**Aim of the task**
Extract each line of the records below that contains the word "Brandenburg".
+++ Source records
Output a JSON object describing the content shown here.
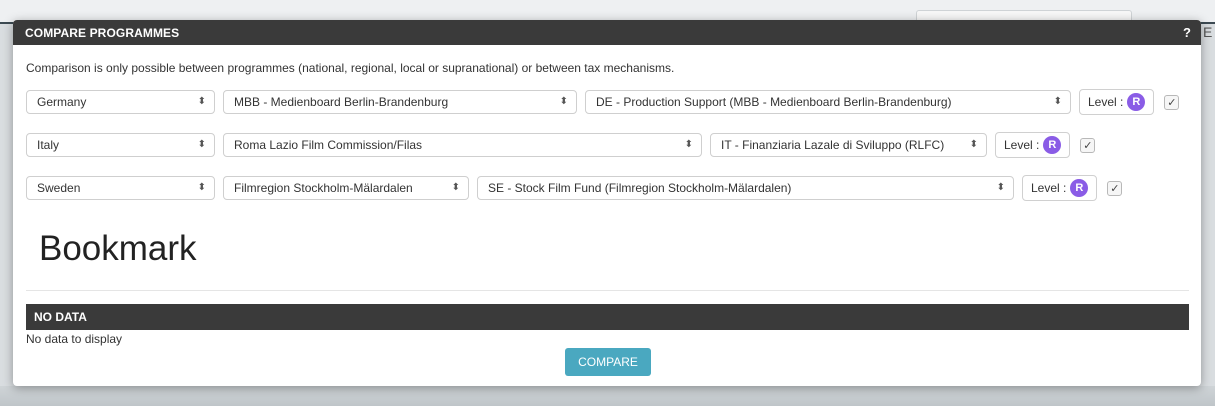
{
  "modal": {
    "title": "COMPARE PROGRAMMES",
    "help": "?",
    "intro": "Comparison is only possible between programmes (national, regional, local or supranational) or between tax mechanisms."
  },
  "rows": [
    {
      "country": "Germany",
      "fund": "MBB - Medienboard Berlin-Brandenburg",
      "programme": "DE - Production Support (MBB - Medienboard Berlin-Brandenburg)",
      "level_label": "Level :",
      "level_badge": "R",
      "checked": "✓"
    },
    {
      "country": "Italy",
      "fund": "Roma Lazio Film Commission/Filas",
      "programme": "IT - Finanziaria Lazale di Sviluppo (RLFC)",
      "level_label": "Level :",
      "level_badge": "R",
      "checked": "✓"
    },
    {
      "country": "Sweden",
      "fund": "Filmregion Stockholm-Mälardalen",
      "programme": "SE - Stock Film Fund (Filmregion Stockholm-Mälardalen)",
      "level_label": "Level :",
      "level_badge": "R",
      "checked": "✓"
    }
  ],
  "bookmark": {
    "heading": "Bookmark"
  },
  "results": {
    "bar": "NO DATA",
    "message": "No data to display"
  },
  "actions": {
    "compare": "COMPARE"
  },
  "background": {
    "letter": "E"
  },
  "colors": {
    "header": "#3a3a3a",
    "accent_button": "#4aa8c0",
    "level_badge": "#8a5ce6"
  }
}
++++++
**Written reply**
      "fund": "MBB - Medienboard Berlin-Brandenburg",
      "programme": "DE - Production Support (MBB - Medienboard Berlin-Brandenburg)",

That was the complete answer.